§ **OBJECTIVE**: Gather all lines from the material that contain "sectors".
-------------------------
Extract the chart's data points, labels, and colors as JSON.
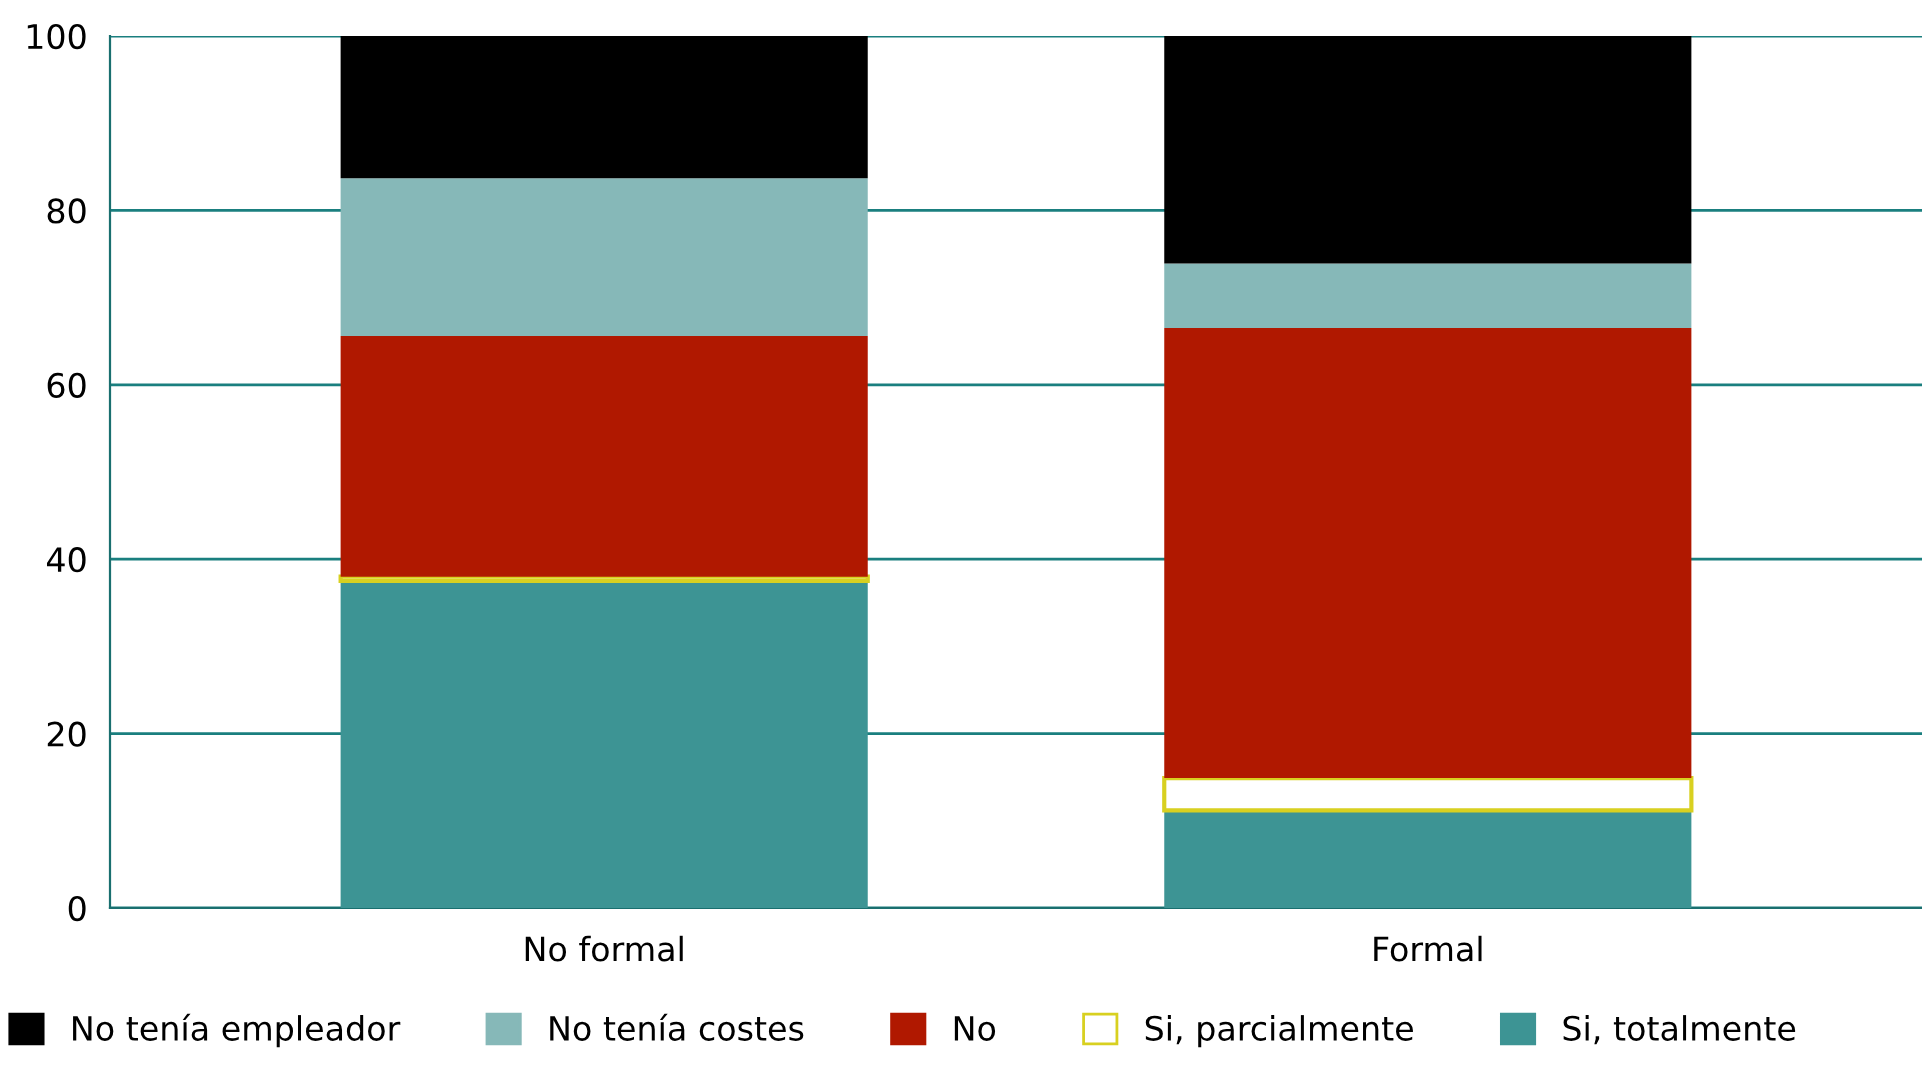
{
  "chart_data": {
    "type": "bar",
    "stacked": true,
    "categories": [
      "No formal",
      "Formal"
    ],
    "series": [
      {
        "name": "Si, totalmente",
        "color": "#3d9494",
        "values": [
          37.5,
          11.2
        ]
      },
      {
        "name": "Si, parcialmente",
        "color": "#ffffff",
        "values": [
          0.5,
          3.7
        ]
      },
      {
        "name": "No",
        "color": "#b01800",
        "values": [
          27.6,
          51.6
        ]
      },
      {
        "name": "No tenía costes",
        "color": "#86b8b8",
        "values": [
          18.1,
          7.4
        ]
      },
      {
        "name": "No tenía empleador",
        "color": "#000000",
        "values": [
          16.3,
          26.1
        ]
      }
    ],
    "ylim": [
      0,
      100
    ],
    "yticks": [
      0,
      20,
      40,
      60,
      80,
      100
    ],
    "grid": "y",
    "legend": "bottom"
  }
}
-------------------------
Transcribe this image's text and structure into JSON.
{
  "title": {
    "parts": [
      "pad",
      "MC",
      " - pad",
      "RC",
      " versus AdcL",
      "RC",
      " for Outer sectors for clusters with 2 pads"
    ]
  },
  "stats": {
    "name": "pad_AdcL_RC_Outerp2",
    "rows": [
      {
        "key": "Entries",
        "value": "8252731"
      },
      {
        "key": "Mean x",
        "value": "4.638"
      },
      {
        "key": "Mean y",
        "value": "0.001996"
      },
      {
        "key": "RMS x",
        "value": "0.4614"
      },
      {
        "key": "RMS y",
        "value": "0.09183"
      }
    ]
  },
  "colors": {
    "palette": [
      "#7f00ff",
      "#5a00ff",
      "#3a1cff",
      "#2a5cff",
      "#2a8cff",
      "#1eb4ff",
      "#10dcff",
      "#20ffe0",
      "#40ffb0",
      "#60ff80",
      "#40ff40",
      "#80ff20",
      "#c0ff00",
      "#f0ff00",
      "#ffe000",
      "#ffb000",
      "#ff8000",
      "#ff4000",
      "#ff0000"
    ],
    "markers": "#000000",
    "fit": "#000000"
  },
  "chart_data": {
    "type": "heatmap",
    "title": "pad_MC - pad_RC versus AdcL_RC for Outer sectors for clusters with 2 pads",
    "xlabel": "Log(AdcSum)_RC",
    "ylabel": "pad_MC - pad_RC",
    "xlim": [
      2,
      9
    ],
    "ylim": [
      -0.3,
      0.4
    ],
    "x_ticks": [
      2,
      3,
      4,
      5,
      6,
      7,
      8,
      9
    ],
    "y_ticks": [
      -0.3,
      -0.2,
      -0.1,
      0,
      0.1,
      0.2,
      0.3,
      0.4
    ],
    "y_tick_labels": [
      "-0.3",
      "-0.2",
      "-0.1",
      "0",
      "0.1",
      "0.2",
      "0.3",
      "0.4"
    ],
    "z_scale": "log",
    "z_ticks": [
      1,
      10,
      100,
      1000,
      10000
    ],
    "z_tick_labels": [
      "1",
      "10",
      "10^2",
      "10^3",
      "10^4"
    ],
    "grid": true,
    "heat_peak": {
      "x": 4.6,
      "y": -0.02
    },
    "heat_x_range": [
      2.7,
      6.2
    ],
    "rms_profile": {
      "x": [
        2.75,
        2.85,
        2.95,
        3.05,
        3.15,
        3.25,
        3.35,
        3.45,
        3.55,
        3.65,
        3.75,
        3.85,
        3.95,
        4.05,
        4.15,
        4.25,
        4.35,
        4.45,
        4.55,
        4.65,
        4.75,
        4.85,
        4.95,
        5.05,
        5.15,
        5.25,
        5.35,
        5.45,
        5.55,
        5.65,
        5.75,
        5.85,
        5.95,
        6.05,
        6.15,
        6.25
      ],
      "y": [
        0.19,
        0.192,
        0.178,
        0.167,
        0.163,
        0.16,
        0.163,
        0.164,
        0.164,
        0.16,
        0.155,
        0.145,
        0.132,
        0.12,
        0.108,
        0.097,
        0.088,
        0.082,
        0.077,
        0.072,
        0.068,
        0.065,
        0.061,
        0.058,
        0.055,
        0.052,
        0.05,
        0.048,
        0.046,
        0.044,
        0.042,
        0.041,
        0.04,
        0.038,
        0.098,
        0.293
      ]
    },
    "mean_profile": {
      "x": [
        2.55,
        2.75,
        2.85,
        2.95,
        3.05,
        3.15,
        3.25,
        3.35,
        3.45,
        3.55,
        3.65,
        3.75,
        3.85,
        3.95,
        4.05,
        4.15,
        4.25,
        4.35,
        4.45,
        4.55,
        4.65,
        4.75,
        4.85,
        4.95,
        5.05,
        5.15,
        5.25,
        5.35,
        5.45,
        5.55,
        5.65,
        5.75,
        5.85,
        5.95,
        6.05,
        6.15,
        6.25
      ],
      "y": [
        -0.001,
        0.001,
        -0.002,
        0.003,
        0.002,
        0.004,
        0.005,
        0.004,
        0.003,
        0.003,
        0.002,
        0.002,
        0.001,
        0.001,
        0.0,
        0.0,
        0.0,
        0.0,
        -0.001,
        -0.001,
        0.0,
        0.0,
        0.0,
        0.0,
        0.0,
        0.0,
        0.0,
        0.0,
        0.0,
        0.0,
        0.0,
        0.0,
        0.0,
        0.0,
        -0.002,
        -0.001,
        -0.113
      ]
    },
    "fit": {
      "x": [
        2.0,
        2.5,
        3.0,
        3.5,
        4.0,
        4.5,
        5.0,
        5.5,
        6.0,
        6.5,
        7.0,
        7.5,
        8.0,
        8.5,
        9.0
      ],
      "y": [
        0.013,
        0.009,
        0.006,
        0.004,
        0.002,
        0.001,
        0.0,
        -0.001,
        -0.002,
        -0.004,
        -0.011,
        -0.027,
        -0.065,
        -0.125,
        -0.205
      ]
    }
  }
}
-------------------------
§ **SOLVED EXERCISE**:
      " for Outer sectors for clusters with 2 pads"
    "title": "pad_MC - pad_RC versus AdcL_RC for Outer sectors for clusters with 2 pads",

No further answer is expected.